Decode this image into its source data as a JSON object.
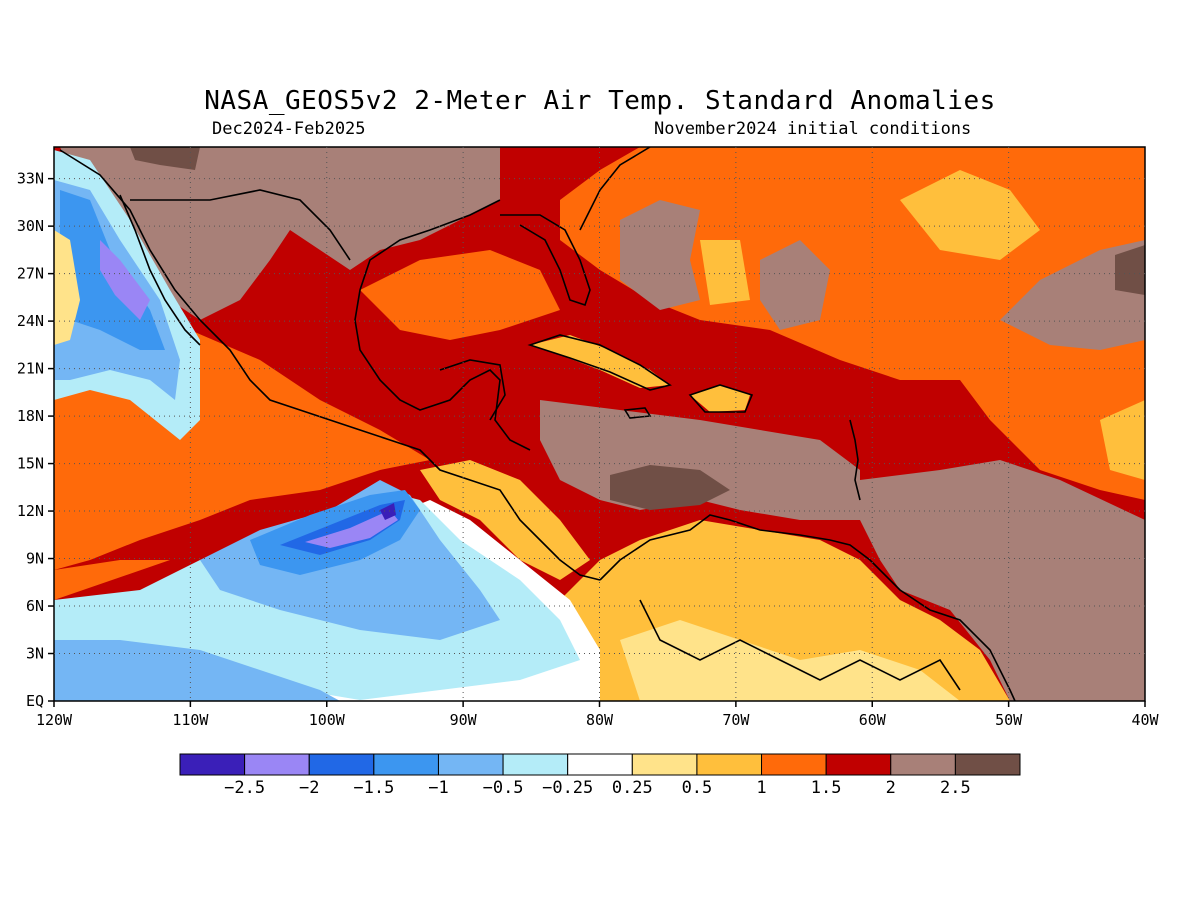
{
  "title": "NASA_GEOS5v2 2-Meter Air Temp. Standard Anomalies",
  "subtitle_left": "Dec2024-Feb2025",
  "subtitle_right": "November2024 initial conditions",
  "map": {
    "lon_min": -120,
    "lon_max": -40,
    "lat_min": 0,
    "lat_max": 35,
    "lon_tick_labels": [
      "120W",
      "110W",
      "100W",
      "90W",
      "80W",
      "70W",
      "60W",
      "50W",
      "40W"
    ],
    "lat_tick_labels": [
      "EQ",
      "3N",
      "6N",
      "9N",
      "12N",
      "15N",
      "18N",
      "21N",
      "24N",
      "27N",
      "30N",
      "33N"
    ],
    "gridlines": "dotted",
    "land_outline_color": "#000000"
  },
  "colorbar": {
    "colors": [
      "#3a1fb8",
      "#9a86f5",
      "#2168e6",
      "#3c96f0",
      "#74b6f4",
      "#b4ecf8",
      "#ffffff",
      "#ffe38a",
      "#ffbf3c",
      "#ff6a0a",
      "#c00000",
      "#a88078",
      "#704f46"
    ],
    "labels": [
      "-2.5",
      "-2",
      "-1.5",
      "-1",
      "-0.5",
      "-0.25",
      "0.25",
      "0.5",
      "1",
      "1.5",
      "2",
      "2.5"
    ]
  }
}
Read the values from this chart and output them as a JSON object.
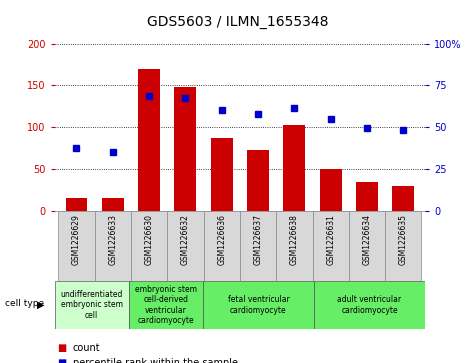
{
  "title": "GDS5603 / ILMN_1655348",
  "samples": [
    "GSM1226629",
    "GSM1226633",
    "GSM1226630",
    "GSM1226632",
    "GSM1226636",
    "GSM1226637",
    "GSM1226638",
    "GSM1226631",
    "GSM1226634",
    "GSM1226635"
  ],
  "counts": [
    15,
    15,
    170,
    148,
    87,
    73,
    102,
    50,
    34,
    29
  ],
  "percentiles": [
    75,
    70,
    137,
    135,
    120,
    116,
    123,
    110,
    99,
    96
  ],
  "bar_color": "#cc0000",
  "dot_color": "#0000cc",
  "ylim_left": [
    0,
    200
  ],
  "ylim_right": [
    0,
    100
  ],
  "yticks_left": [
    0,
    50,
    100,
    150,
    200
  ],
  "yticks_right": [
    0,
    25,
    50,
    75,
    100
  ],
  "yticklabels_right": [
    "0",
    "25",
    "50",
    "75",
    "100%"
  ],
  "cell_groups": [
    {
      "label": "undifferentiated\nembryonic stem\ncell",
      "start": 0,
      "end": 2,
      "color": "#ccffcc"
    },
    {
      "label": "embryonic stem\ncell-derived\nventricular\ncardiomyocyte",
      "start": 2,
      "end": 4,
      "color": "#66ee66"
    },
    {
      "label": "fetal ventricular\ncardiomyocyte",
      "start": 4,
      "end": 7,
      "color": "#66ee66"
    },
    {
      "label": "adult ventricular\ncardiomyocyte",
      "start": 7,
      "end": 10,
      "color": "#66ee66"
    }
  ],
  "cell_type_label": "cell type",
  "legend_count_label": "count",
  "legend_percentile_label": "percentile rank within the sample",
  "background_color": "#ffffff",
  "title_fontsize": 10,
  "tick_fontsize": 7,
  "cell_label_fontsize": 5.5
}
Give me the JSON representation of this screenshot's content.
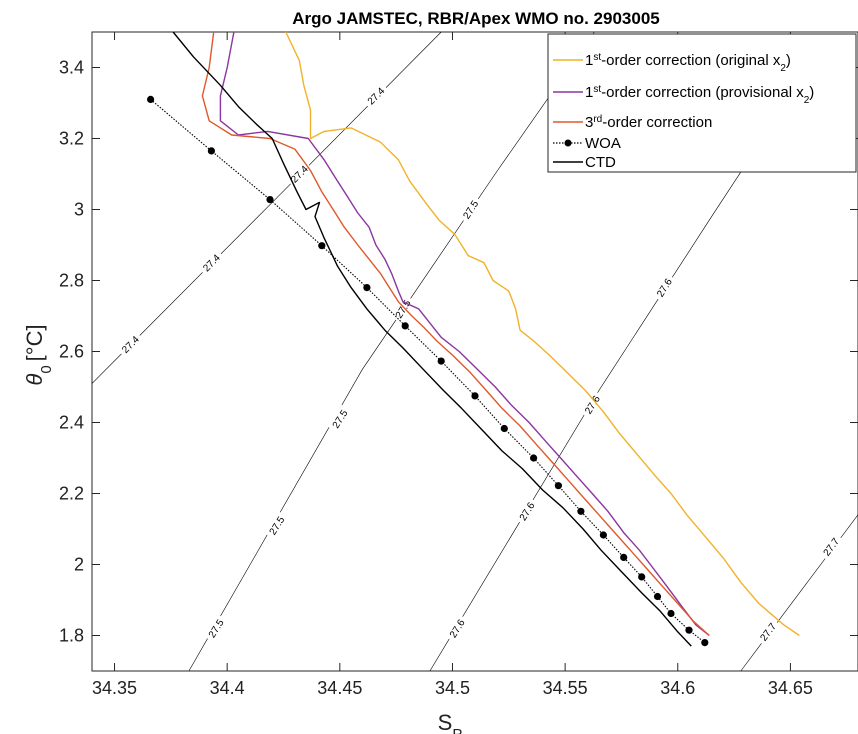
{
  "chart_data": {
    "type": "line",
    "title": "Argo JAMSTEC, RBR/Apex WMO no. 2903005",
    "xlabel": {
      "main": "S",
      "sub": "P"
    },
    "ylabel": {
      "theta": "θ",
      "sub": "0",
      "unit": "[°C]"
    },
    "xlim": [
      34.34,
      34.68
    ],
    "ylim": [
      1.7,
      3.5
    ],
    "xticks": [
      34.35,
      34.4,
      34.45,
      34.5,
      34.55,
      34.6,
      34.65
    ],
    "xtick_labels": [
      "34.35",
      "34.4",
      "34.45",
      "34.5",
      "34.55",
      "34.6",
      "34.65"
    ],
    "yticks": [
      1.8,
      2.0,
      2.2,
      2.4,
      2.6,
      2.8,
      3.0,
      3.2,
      3.4
    ],
    "ytick_labels": [
      "1.8",
      "2",
      "2.2",
      "2.4",
      "2.6",
      "2.8",
      "3",
      "3.2",
      "3.4"
    ],
    "legend": {
      "position": "top-right",
      "entries": [
        {
          "pre": "1",
          "sup": "st",
          "mid": "-order correction (original x",
          "sub": "2",
          "post": ")"
        },
        {
          "pre": "1",
          "sup": "st",
          "mid": "-order correction (provisional x",
          "sub": "2",
          "post": ")"
        },
        {
          "pre": "3",
          "sup": "rd",
          "mid": "-order correction",
          "sub": "",
          "post": ""
        },
        {
          "pre": "WOA",
          "sup": "",
          "mid": "",
          "sub": "",
          "post": ""
        },
        {
          "pre": "CTD",
          "sup": "",
          "mid": "",
          "sub": "",
          "post": ""
        }
      ]
    },
    "contours": [
      {
        "label": "27.4",
        "color": "#000000",
        "points": [
          [
            34.34,
            2.51
          ],
          [
            34.42,
            3.02
          ],
          [
            34.495,
            3.5
          ]
        ],
        "label_positions": [
          [
            34.357,
            2.62
          ],
          [
            34.393,
            2.85
          ],
          [
            34.432,
            3.1
          ],
          [
            34.466,
            3.32
          ]
        ]
      },
      {
        "label": "27.5",
        "color": "#000000",
        "points": [
          [
            34.383,
            1.7
          ],
          [
            34.46,
            2.55
          ],
          [
            34.52,
            3.11
          ],
          [
            34.563,
            3.5
          ]
        ],
        "label_positions": [
          [
            34.395,
            1.82
          ],
          [
            34.422,
            2.11
          ],
          [
            34.45,
            2.41
          ],
          [
            34.478,
            2.72
          ],
          [
            34.508,
            3.0
          ]
        ]
      },
      {
        "label": "27.6",
        "color": "#000000",
        "points": [
          [
            34.49,
            1.7
          ],
          [
            34.565,
            2.49
          ],
          [
            34.615,
            2.98
          ],
          [
            34.645,
            3.27
          ]
        ],
        "label_positions": [
          [
            34.502,
            1.82
          ],
          [
            34.533,
            2.15
          ],
          [
            34.562,
            2.45
          ],
          [
            34.594,
            2.78
          ],
          [
            34.633,
            3.16
          ]
        ]
      },
      {
        "label": "27.7",
        "color": "#000000",
        "points": [
          [
            34.628,
            1.7
          ],
          [
            34.68,
            2.14
          ]
        ],
        "label_positions": [
          [
            34.64,
            1.81
          ],
          [
            34.668,
            2.05
          ]
        ]
      }
    ],
    "series": [
      {
        "name": "1st-order correction (original x2)",
        "color": "#F0B22A",
        "style": "solid",
        "points": [
          [
            34.654,
            1.8
          ],
          [
            34.647,
            1.83
          ],
          [
            34.636,
            1.89
          ],
          [
            34.628,
            1.95
          ],
          [
            34.62,
            2.02
          ],
          [
            34.612,
            2.08
          ],
          [
            34.604,
            2.14
          ],
          [
            34.597,
            2.2
          ],
          [
            34.59,
            2.25
          ],
          [
            34.582,
            2.31
          ],
          [
            34.574,
            2.37
          ],
          [
            34.567,
            2.43
          ],
          [
            34.559,
            2.49
          ],
          [
            34.551,
            2.54
          ],
          [
            34.543,
            2.59
          ],
          [
            34.536,
            2.63
          ],
          [
            34.53,
            2.66
          ],
          [
            34.528,
            2.72
          ],
          [
            34.525,
            2.77
          ],
          [
            34.518,
            2.8
          ],
          [
            34.514,
            2.85
          ],
          [
            34.507,
            2.87
          ],
          [
            34.501,
            2.93
          ],
          [
            34.494,
            2.97
          ],
          [
            34.488,
            3.02
          ],
          [
            34.481,
            3.08
          ],
          [
            34.476,
            3.14
          ],
          [
            34.468,
            3.19
          ],
          [
            34.455,
            3.23
          ],
          [
            34.443,
            3.22
          ],
          [
            34.437,
            3.2
          ],
          [
            34.437,
            3.28
          ],
          [
            34.434,
            3.35
          ],
          [
            34.432,
            3.42
          ],
          [
            34.426,
            3.5
          ]
        ]
      },
      {
        "name": "1st-order correction (provisional x2)",
        "color": "#8B35A0",
        "style": "solid",
        "points": [
          [
            34.614,
            1.8
          ],
          [
            34.608,
            1.83
          ],
          [
            34.602,
            1.88
          ],
          [
            34.595,
            1.94
          ],
          [
            34.589,
            1.99
          ],
          [
            34.583,
            2.04
          ],
          [
            34.576,
            2.09
          ],
          [
            34.569,
            2.15
          ],
          [
            34.562,
            2.2
          ],
          [
            34.555,
            2.25
          ],
          [
            34.548,
            2.3
          ],
          [
            34.541,
            2.35
          ],
          [
            34.534,
            2.4
          ],
          [
            34.526,
            2.45
          ],
          [
            34.519,
            2.5
          ],
          [
            34.511,
            2.55
          ],
          [
            34.503,
            2.6
          ],
          [
            34.495,
            2.64
          ],
          [
            34.49,
            2.68
          ],
          [
            34.485,
            2.72
          ],
          [
            34.478,
            2.74
          ],
          [
            34.476,
            2.77
          ],
          [
            34.473,
            2.82
          ],
          [
            34.47,
            2.86
          ],
          [
            34.466,
            2.9
          ],
          [
            34.463,
            2.95
          ],
          [
            34.458,
            2.99
          ],
          [
            34.453,
            3.04
          ],
          [
            34.448,
            3.09
          ],
          [
            34.443,
            3.14
          ],
          [
            34.436,
            3.2
          ],
          [
            34.418,
            3.22
          ],
          [
            34.405,
            3.21
          ],
          [
            34.397,
            3.25
          ],
          [
            34.397,
            3.32
          ],
          [
            34.4,
            3.4
          ],
          [
            34.403,
            3.5
          ]
        ]
      },
      {
        "name": "3rd-order correction",
        "color": "#E0582A",
        "style": "solid",
        "points": [
          [
            34.614,
            1.8
          ],
          [
            34.607,
            1.84
          ],
          [
            34.6,
            1.89
          ],
          [
            34.593,
            1.94
          ],
          [
            34.586,
            1.99
          ],
          [
            34.579,
            2.04
          ],
          [
            34.572,
            2.09
          ],
          [
            34.565,
            2.14
          ],
          [
            34.558,
            2.19
          ],
          [
            34.551,
            2.24
          ],
          [
            34.544,
            2.29
          ],
          [
            34.537,
            2.34
          ],
          [
            34.53,
            2.39
          ],
          [
            34.522,
            2.44
          ],
          [
            34.515,
            2.49
          ],
          [
            34.508,
            2.54
          ],
          [
            34.5,
            2.59
          ],
          [
            34.493,
            2.63
          ],
          [
            34.487,
            2.67
          ],
          [
            34.482,
            2.7
          ],
          [
            34.476,
            2.74
          ],
          [
            34.472,
            2.78
          ],
          [
            34.468,
            2.82
          ],
          [
            34.463,
            2.86
          ],
          [
            34.458,
            2.9
          ],
          [
            34.452,
            2.95
          ],
          [
            34.447,
            3.0
          ],
          [
            34.442,
            3.05
          ],
          [
            34.437,
            3.11
          ],
          [
            34.43,
            3.17
          ],
          [
            34.419,
            3.2
          ],
          [
            34.402,
            3.21
          ],
          [
            34.392,
            3.25
          ],
          [
            34.389,
            3.32
          ],
          [
            34.392,
            3.4
          ],
          [
            34.394,
            3.5
          ]
        ]
      },
      {
        "name": "WOA",
        "color": "#000000",
        "style": "dotted-markers",
        "points": [
          [
            34.366,
            3.31
          ],
          [
            34.393,
            3.165
          ],
          [
            34.419,
            3.028
          ],
          [
            34.442,
            2.898
          ],
          [
            34.462,
            2.78
          ],
          [
            34.479,
            2.672
          ],
          [
            34.495,
            2.573
          ],
          [
            34.51,
            2.475
          ],
          [
            34.523,
            2.383
          ],
          [
            34.536,
            2.3
          ],
          [
            34.547,
            2.222
          ],
          [
            34.557,
            2.15
          ],
          [
            34.567,
            2.083
          ],
          [
            34.576,
            2.02
          ],
          [
            34.584,
            1.965
          ],
          [
            34.591,
            1.91
          ],
          [
            34.597,
            1.862
          ],
          [
            34.605,
            1.815
          ],
          [
            34.612,
            1.78
          ]
        ]
      },
      {
        "name": "CTD",
        "color": "#000000",
        "style": "solid",
        "points": [
          [
            34.606,
            1.77
          ],
          [
            34.6,
            1.81
          ],
          [
            34.592,
            1.87
          ],
          [
            34.584,
            1.92
          ],
          [
            34.575,
            1.98
          ],
          [
            34.566,
            2.04
          ],
          [
            34.558,
            2.1
          ],
          [
            34.549,
            2.16
          ],
          [
            34.54,
            2.21
          ],
          [
            34.531,
            2.27
          ],
          [
            34.522,
            2.32
          ],
          [
            34.513,
            2.38
          ],
          [
            34.504,
            2.44
          ],
          [
            34.496,
            2.49
          ],
          [
            34.487,
            2.55
          ],
          [
            34.478,
            2.61
          ],
          [
            34.47,
            2.66
          ],
          [
            34.462,
            2.72
          ],
          [
            34.455,
            2.78
          ],
          [
            34.449,
            2.84
          ],
          [
            34.443,
            2.92
          ],
          [
            34.439,
            2.98
          ],
          [
            34.441,
            3.02
          ],
          [
            34.435,
            3.0
          ],
          [
            34.431,
            3.05
          ],
          [
            34.425,
            3.13
          ],
          [
            34.42,
            3.2
          ],
          [
            34.413,
            3.24
          ],
          [
            34.405,
            3.29
          ],
          [
            34.397,
            3.35
          ],
          [
            34.385,
            3.43
          ],
          [
            34.376,
            3.5
          ]
        ]
      }
    ]
  }
}
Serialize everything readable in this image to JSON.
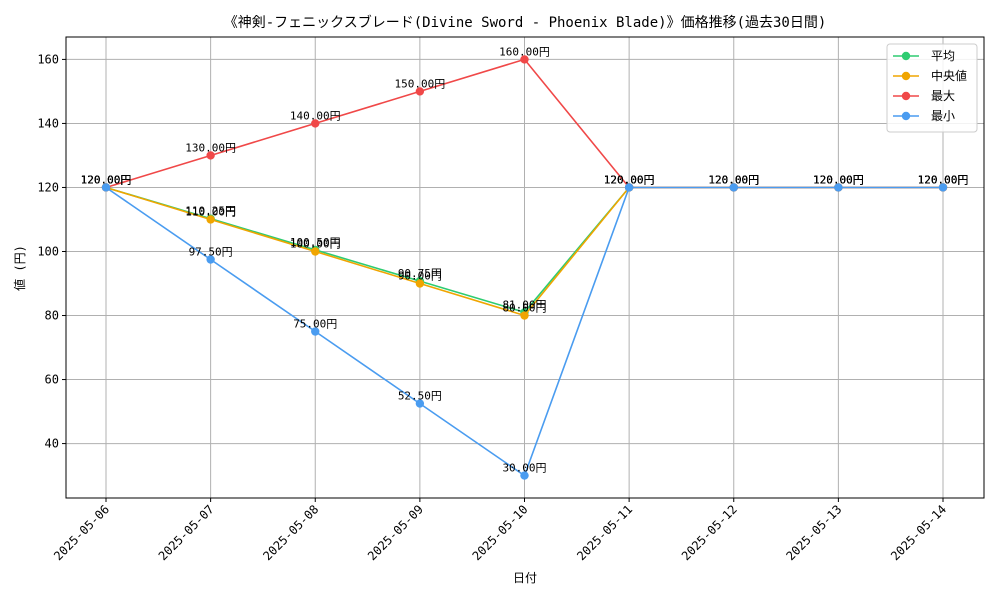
{
  "chart_data": {
    "type": "line",
    "title": "《神剣-フェニックスブレード(Divine Sword - Phoenix Blade)》価格推移(過去30日間)",
    "xlabel": "日付",
    "ylabel": "値 (円)",
    "categories": [
      "2025-05-06",
      "2025-05-07",
      "2025-05-08",
      "2025-05-09",
      "2025-05-10",
      "2025-05-11",
      "2025-05-12",
      "2025-05-13",
      "2025-05-14"
    ],
    "ylim": [
      23,
      167
    ],
    "yticks": [
      40,
      60,
      80,
      100,
      120,
      140,
      160
    ],
    "grid": true,
    "legend_position": "top-right",
    "label_suffix": "円",
    "series": [
      {
        "name": "平均",
        "color": "#2ecc71",
        "values": [
          120,
          110.25,
          100.5,
          90.75,
          81.0,
          120,
          120,
          120,
          120
        ]
      },
      {
        "name": "中央値",
        "color": "#f0a500",
        "values": [
          120,
          110.0,
          100.0,
          90.0,
          80.0,
          120,
          120,
          120,
          120
        ]
      },
      {
        "name": "最大",
        "color": "#f04848",
        "values": [
          120,
          130,
          140,
          150,
          160,
          120,
          120,
          120,
          120
        ]
      },
      {
        "name": "最小",
        "color": "#4a9cf0",
        "values": [
          120,
          97.5,
          75,
          52.5,
          30,
          120,
          120,
          120,
          120
        ]
      }
    ]
  }
}
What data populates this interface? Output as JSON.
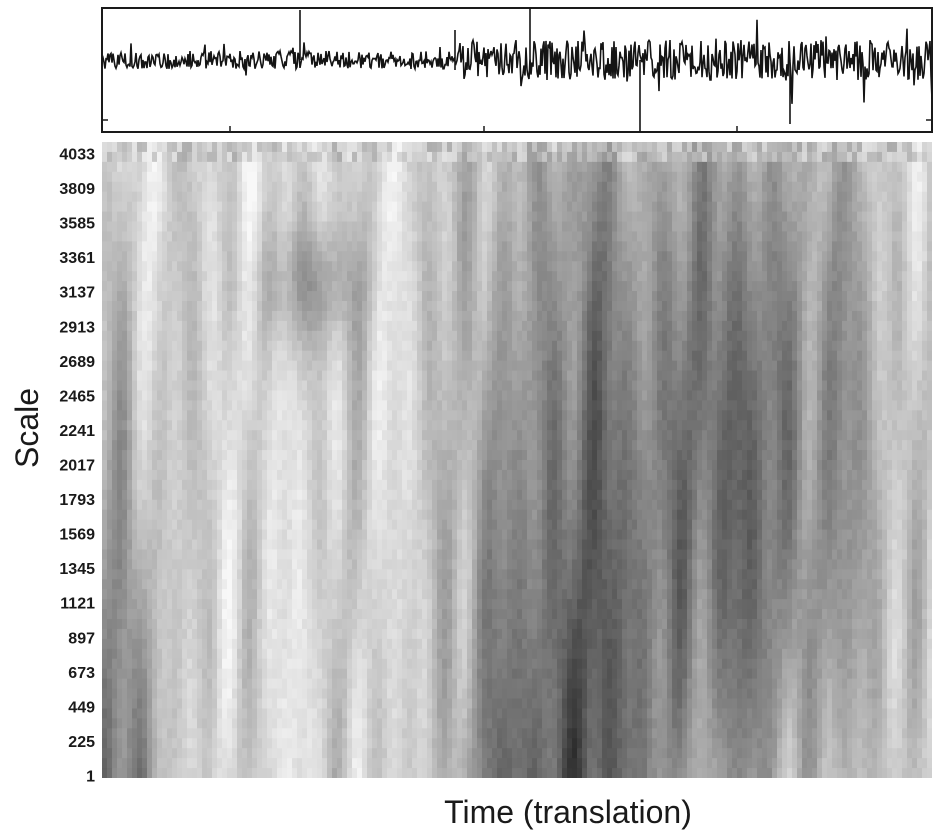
{
  "chart_data": [
    {
      "type": "line",
      "panel": "signal",
      "title": "",
      "xlabel": "",
      "ylabel": "",
      "grid": false,
      "description_of_series": "single black noisy time-series trace; quiet in first half, larger fluctuations in second half",
      "color": "#141414"
    },
    {
      "type": "heatmap",
      "panel": "scalogram",
      "title": "",
      "xlabel": "Time (translation)",
      "ylabel": "Scale",
      "y_ticks": [
        "4033",
        "3809",
        "3585",
        "3361",
        "3137",
        "2913",
        "2689",
        "2465",
        "2241",
        "2017",
        "1793",
        "1569",
        "1345",
        "1121",
        "897",
        "673",
        "449",
        "225",
        "1"
      ],
      "ylim": [
        1,
        4033
      ],
      "colormap": "grayscale (white = low, black = high)",
      "grid": false
    }
  ],
  "colors": {
    "background": "#ffffff",
    "axis": "#1a1a1a",
    "trace": "#141414"
  }
}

------------------------------------------------------------------------

What is the number of lines in these records that contain "ncardiomyocyte"? Reply with the number only.

• [FINAL ANSWER] 3